- Do this: Your job is to retype all of the data word for word, leaving every image out.

[Source records]
════════════════════
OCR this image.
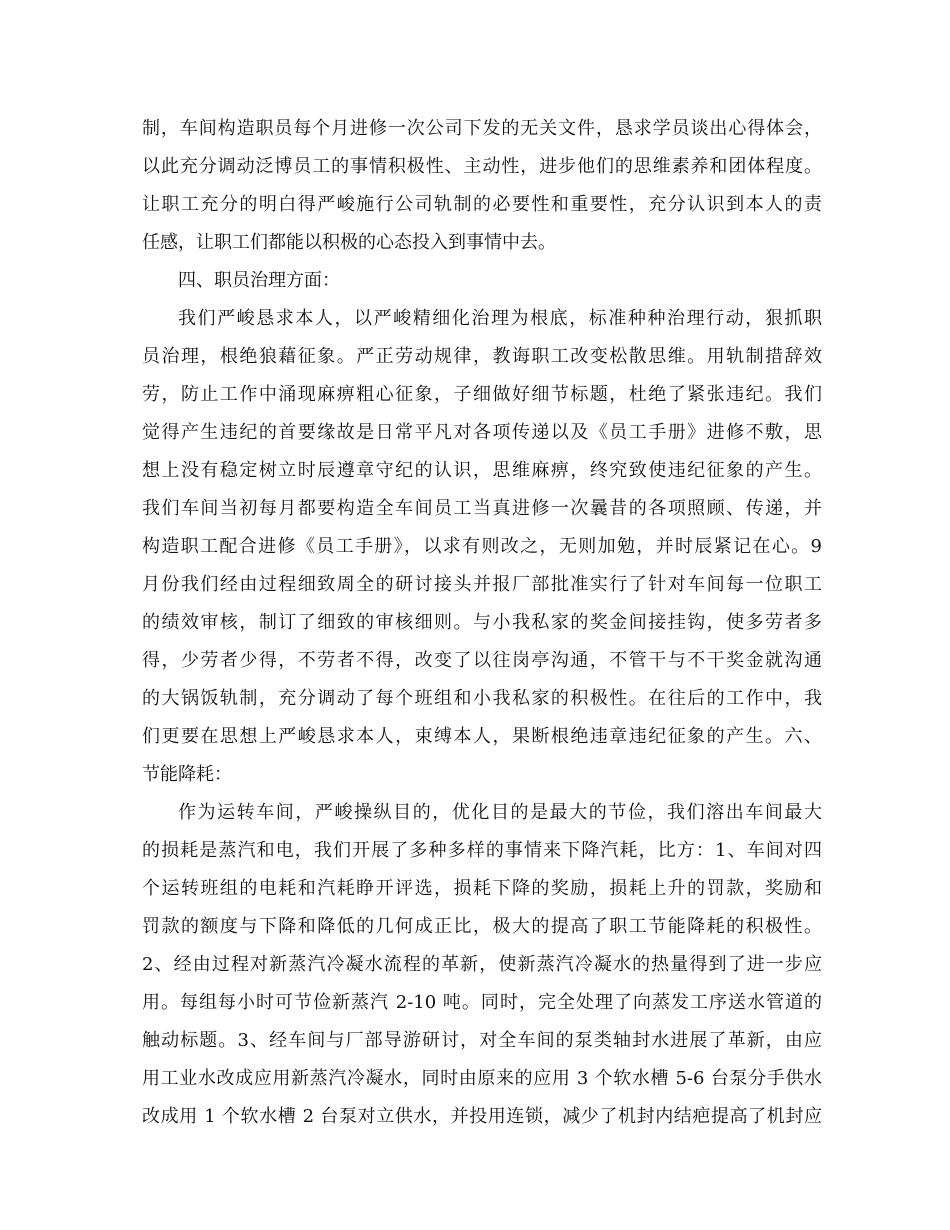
制，车间构造职员每个月进修一次公司下发的无关文件，恳求学员谈出心得体会，
以此充分调动泛博员工的事情积极性、主动性，进步他们的思维素养和团体程度。
让职工充分的明白得严峻施行公司轨制的必要性和重要性，充分认识到本人的责
任感，让职工们都能以积极的心态投入到事情中去。
四、职员治理方面：
我们严峻恳求本人，以严峻精细化治理为根底，标准种种治理行动，狠抓职
员治理，根绝狼藉征象。严正劳动规律，教诲职工改变松散思维。用轨制措辞效
劳，防止工作中涌现麻痹粗心征象，子细做好细节标题，杜绝了紧张违纪。我们
觉得产生违纪的首要缘故是日常平凡对各项传递以及《员工手册》进修不敷，思
想上没有稳定树立时辰遵章守纪的认识，思维麻痹，终究致使违纪征象的产生。
我们车间当初每月都要构造全车间员工当真进修一次曩昔的各项照顾、传递，并
构造职工配合进修《员工手册》，以求有则改之，无则加勉，并时辰紧记在心。9
月份我们经由过程细致周全的研讨接头并报厂部批准实行了针对车间每一位职工
的绩效审核，制订了细致的审核细则。与小我私家的奖金间接挂钩，使多劳者多
得，少劳者少得，不劳者不得，改变了以往岗亭沟通，不管干与不干奖金就沟通
的大锅饭轨制，充分调动了每个班组和小我私家的积极性。在往后的工作中，我
们更要在思想上严峻恳求本人，束缚本人，果断根绝违章违纪征象的产生。六、
节能降耗：
作为运转车间，严峻操纵目的，优化目的是最大的节俭，我们溶出车间最大
的损耗是蒸汽和电，我们开展了多种多样的事情来下降汽耗，比方：1、车间对四
个运转班组的电耗和汽耗睁开评选，损耗下降的奖励，损耗上升的罚款，奖励和
罚款的额度与下降和降低的几何成正比，极大的提高了职工节能降耗的积极性。
2、经由过程对新蒸汽冷凝水流程的革新，使新蒸汽冷凝水的热量得到了进一步应
用。每组每小时可节俭新蒸汽 2-10 吨。同时，完全处理了向蒸发工序送水管道的
触动标题。3、经车间与厂部导游研讨，对全车间的泵类轴封水进展了革新，由应
用工业水改成应用新蒸汽冷凝水，同时由原来的应用 3 个软水槽 5-6 台泵分手供水
改成用 1 个软水槽 2 台泵对立供水，并投用连锁，减少了机封内结疤提高了机封应
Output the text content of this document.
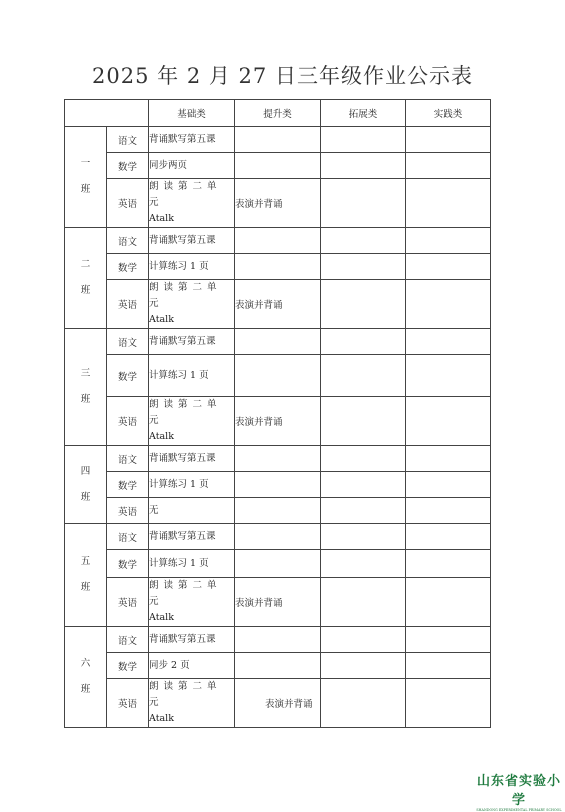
2025 年 2 月 27 日三年级作业公示表
		基础类	提升类	拓展类	实践类

一
班	语文	背诵默写第五课			
	数学	同步两页			
	英语	朗读第二单元
Atalk	表演并背诵		

二
班	语文	背诵默写第五课			
	数学	计算练习 1 页			
	英语	朗读第二单元
Atalk	表演并背诵		

三
班	语文	背诵默写第五课			
	数学	计算练习 1 页			
	英语	朗读第二单元
Atalk	表演并背诵		

四
班	语文	背诵默写第五课			
	数学	计算练习 1 页			
	英语	无			

五
班	语文	背诵默写第五课			
	数学	计算练习 1 页			
	英语	朗读第二单元
Atalk	表演并背诵		

六
班	语文	背诵默写第五课			
	数学	同步 2 页			
	英语	朗读第二单元
Atalk	表演并背诵		
山东省实验小学
SHANDONG EXPERIMENTAL PRIMARY SCHOOL
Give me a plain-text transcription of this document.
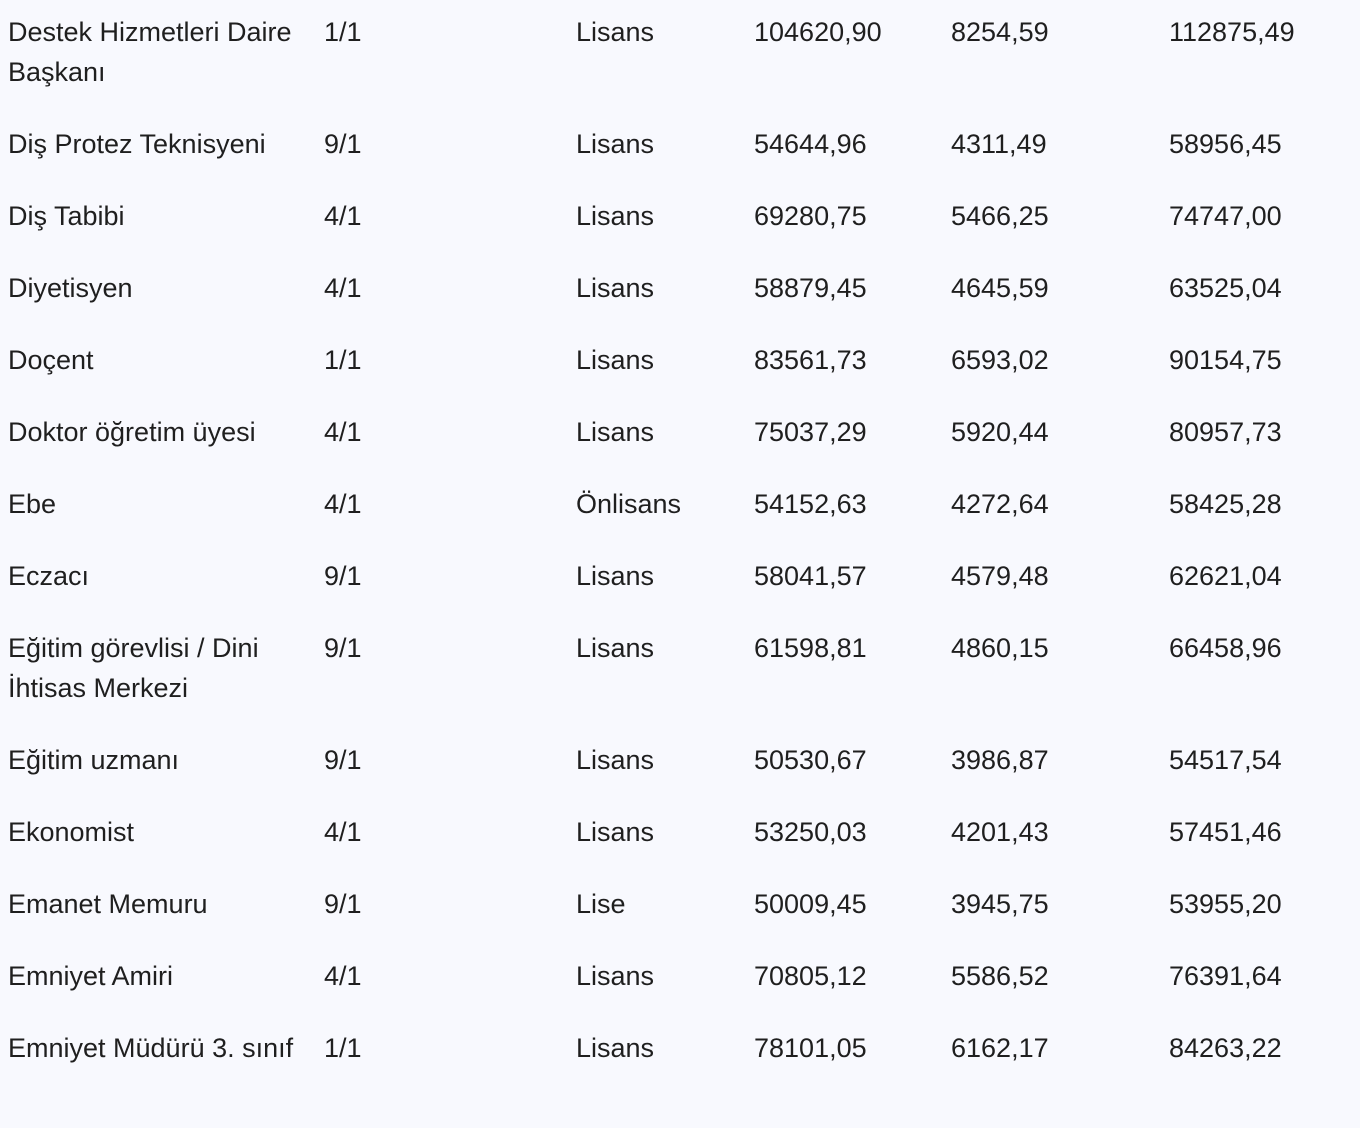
Destek Hizmetleri Daire Başkanı	1/1	Lisans	104620,90	8254,59	112875,49
Diş Protez Teknisyeni	9/1	Lisans	54644,96	4311,49	58956,45
Diş Tabibi	4/1	Lisans	69280,75	5466,25	74747,00
Diyetisyen	4/1	Lisans	58879,45	4645,59	63525,04
Doçent	1/1	Lisans	83561,73	6593,02	90154,75
Doktor öğretim üyesi	4/1	Lisans	75037,29	5920,44	80957,73
Ebe	4/1	Önlisans	54152,63	4272,64	58425,28
Eczacı	9/1	Lisans	58041,57	4579,48	62621,04
Eğitim görevlisi / Dini İhtisas Merkezi	9/1	Lisans	61598,81	4860,15	66458,96
Eğitim uzmanı	9/1	Lisans	50530,67	3986,87	54517,54
Ekonomist	4/1	Lisans	53250,03	4201,43	57451,46
Emanet Memuru	9/1	Lise	50009,45	3945,75	53955,20
Emniyet Amiri	4/1	Lisans	70805,12	5586,52	76391,64
Emniyet Müdürü 3. sınıf	1/1	Lisans	78101,05	6162,17	84263,22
════════════════════
- Solution to this task:
OCR this image.
制，车间构造职员每个月进修一次公司下发的无关文件，恳求学员谈出心得体会，
以此充分调动泛博员工的事情积极性、主动性，进步他们的思维素养和团体程度。
让职工充分的明白得严峻施行公司轨制的必要性和重要性，充分认识到本人的责
任感，让职工们都能以积极的心态投入到事情中去。
四、职员治理方面：
我们严峻恳求本人，以严峻精细化治理为根底，标准种种治理行动，狠抓职
员治理，根绝狼藉征象。严正劳动规律，教诲职工改变松散思维。用轨制措辞效
劳，防止工作中涌现麻痹粗心征象，子细做好细节标题，杜绝了紧张违纪。我们
觉得产生违纪的首要缘故是日常平凡对各项传递以及《员工手册》进修不敷，思
想上没有稳定树立时辰遵章守纪的认识，思维麻痹，终究致使违纪征象的产生。
我们车间当初每月都要构造全车间员工当真进修一次曩昔的各项照顾、传递，并
构造职工配合进修《员工手册》，以求有则改之，无则加勉，并时辰紧记在心。9
月份我们经由过程细致周全的研讨接头并报厂部批准实行了针对车间每一位职工
的绩效审核，制订了细致的审核细则。与小我私家的奖金间接挂钩，使多劳者多
得，少劳者少得，不劳者不得，改变了以往岗亭沟通，不管干与不干奖金就沟通
的大锅饭轨制，充分调动了每个班组和小我私家的积极性。在往后的工作中，我
们更要在思想上严峻恳求本人，束缚本人，果断根绝违章违纪征象的产生。六、
节能降耗：
作为运转车间，严峻操纵目的，优化目的是最大的节俭，我们溶出车间最大
的损耗是蒸汽和电，我们开展了多种多样的事情来下降汽耗，比方：1、车间对四
个运转班组的电耗和汽耗睁开评选，损耗下降的奖励，损耗上升的罚款，奖励和
罚款的额度与下降和降低的几何成正比，极大的提高了职工节能降耗的积极性。
2、经由过程对新蒸汽冷凝水流程的革新，使新蒸汽冷凝水的热量得到了进一步应
用。每组每小时可节俭新蒸汽 2-10 吨。同时，完全处理了向蒸发工序送水管道的
触动标题。3、经车间与厂部导游研讨，对全车间的泵类轴封水进展了革新，由应
用工业水改成应用新蒸汽冷凝水，同时由原来的应用 3 个软水槽 5-6 台泵分手供水
改成用 1 个软水槽 2 台泵对立供水，并投用连锁，减少了机封内结疤提高了机封应
Output the text content of this document.
2025 年 2 月 27 日三年级作业公示表
		基础类	提升类	拓展类	实践类

一
班	语文	背诵默写第五课			
	数学	同步两页			
	英语	朗读第二单元
Atalk	表演并背诵		

二
班	语文	背诵默写第五课			
	数学	计算练习 1 页			
	英语	朗读第二单元
Atalk	表演并背诵		

三
班	语文	背诵默写第五课			
	数学	计算练习 1 页			
	英语	朗读第二单元
Atalk	表演并背诵		

四
班	语文	背诵默写第五课			
	数学	计算练习 1 页			
	英语	无			

五
班	语文	背诵默写第五课			
	数学	计算练习 1 页			
	英语	朗读第二单元
Atalk	表演并背诵		

六
班	语文	背诵默写第五课			
	数学	同步 2 页			
	英语	朗读第二单元
Atalk	表演并背诵		
山东省实验小学
SHANDONG EXPERIMENTAL PRIMARY SCHOOL
Give me a plain-text transcription of this document.
Destek Hizmetleri Daire Başkanı	1/1	Lisans	104620,90	8254,59	112875,49
Diş Protez Teknisyeni	9/1	Lisans	54644,96	4311,49	58956,45
Diş Tabibi	4/1	Lisans	69280,75	5466,25	74747,00
Diyetisyen	4/1	Lisans	58879,45	4645,59	63525,04
Doçent	1/1	Lisans	83561,73	6593,02	90154,75
Doktor öğretim üyesi	4/1	Lisans	75037,29	5920,44	80957,73
Ebe	4/1	Önlisans	54152,63	4272,64	58425,28
Eczacı	9/1	Lisans	58041,57	4579,48	62621,04
Eğitim görevlisi / Dini İhtisas Merkezi	9/1	Lisans	61598,81	4860,15	66458,96
Eğitim uzmanı	9/1	Lisans	50530,67	3986,87	54517,54
Ekonomist	4/1	Lisans	53250,03	4201,43	57451,46
Emanet Memuru	9/1	Lise	50009,45	3945,75	53955,20
Emniyet Amiri	4/1	Lisans	70805,12	5586,52	76391,64
Emniyet Müdürü 3. sınıf	1/1	Lisans	78101,05	6162,17	84263,22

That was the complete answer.